Identify the lines bearing the string "强化责任落实" and gather them.
──────────
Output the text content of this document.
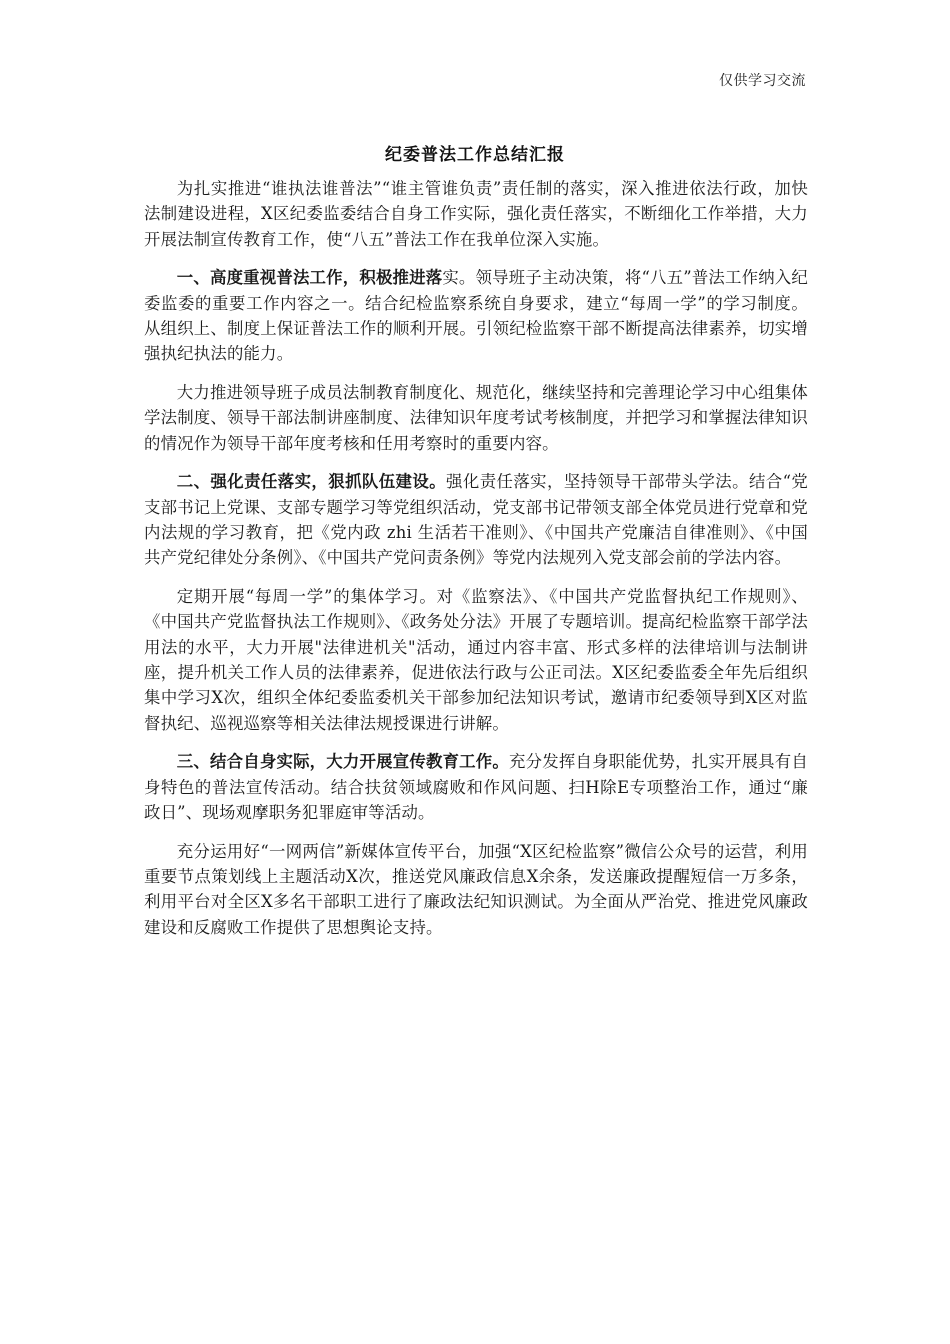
仅供学习交流
纪委普法工作总结汇报

为扎实推进“谁执法谁普法”“谁主管谁负责”责任制的落实，深入推进依法行政，加快法制建设进程，X区纪委监委结合自身工作实际，强化责任落实，不断细化工作举措，大力开展法制宣传教育工作，使“八五”普法工作在我单位深入实施。

一、高度重视普法工作，积极推进落实。领导班子主动决策，将“八五”普法工作纳入纪委监委的重要工作内容之一。结合纪检监察系统自身要求，建立“每周一学”的学习制度。从组织上、制度上保证普法工作的顺利开展。引领纪检监察干部不断提高法律素养，切实增强执纪执法的能力。

大力推进领导班子成员法制教育制度化、规范化，继续坚持和完善理论学习中心组集体学法制度、领导干部法制讲座制度、法律知识年度考试考核制度，并把学习和掌握法律知识的情况作为领导干部年度考核和任用考察时的重要内容。

二、强化责任落实，狠抓队伍建设。强化责任落实，坚持领导干部带头学法。结合“党支部书记上党课、支部专题学习等党组织活动，党支部书记带领支部全体党员进行党章和党内法规的学习教育，把《党内政 zhi 生活若干准则》、《中国共产党廉洁自律准则》、《中国共产党纪律处分条例》、《中国共产党问责条例》等党内法规列入党支部会前的学法内容。

定期开展“每周一学”的集体学习。对《监察法》、《中国共产党监督执纪工作规则》、《中国共产党监督执法工作规则》、《政务处分法》开展了专题培训。提高纪检监察干部学法用法的水平，大力开展"法律进机关"活动，通过内容丰富、形式多样的法律培训与法制讲座，提升机关工作人员的法律素养，促进依法行政与公正司法。X区纪委监委全年先后组织集中学习X次，组织全体纪委监委机关干部参加纪法知识考试，邀请市纪委领导到X区对监督执纪、巡视巡察等相关法律法规授课进行讲解。

三、结合自身实际，大力开展宣传教育工作。充分发挥自身职能优势，扎实开展具有自身特色的普法宣传活动。结合扶贫领域腐败和作风问题、扫H除E专项整治工作，通过“廉政日”、现场观摩职务犯罪庭审等活动。

充分运用好“一网两信”新媒体宣传平台，加强“X区纪检监察”微信公众号的运营，利用重要节点策划线上主题活动X次，推送党风廉政信息X余条，发送廉政提醒短信一万多条，利用平台对全区X多名干部职工进行了廉政法纪知识测试。为全面从严治党、推进党风廉政建设和反腐败工作提供了思想舆论支持。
──────────
— Answer for the task —
为扎实推进“谁执法谁普法”“谁主管谁负责”责任制的落实，深入推进依法行政，加快法制建设进程，X区纪委监委结合自身工作实际，强化责任落实，不断细化工作举措，大力开展法制宣传教育工作，使“八五”普法工作在我单位深入实施。
二、强化责任落实，狠抓队伍建设。强化责任落实，坚持领导干部带头学法。结合“党支部书记上党课、支部专题学习等党组织活动，党支部书记带领支部全体党员进行党章和党内法规的学习教育，把《党内政 zhi 生活若干准则》、《中国共产党廉洁自律准则》、《中国共产党纪律处分条例》、《中国共产党问责条例》等党内法规列入党支部会前的学法内容。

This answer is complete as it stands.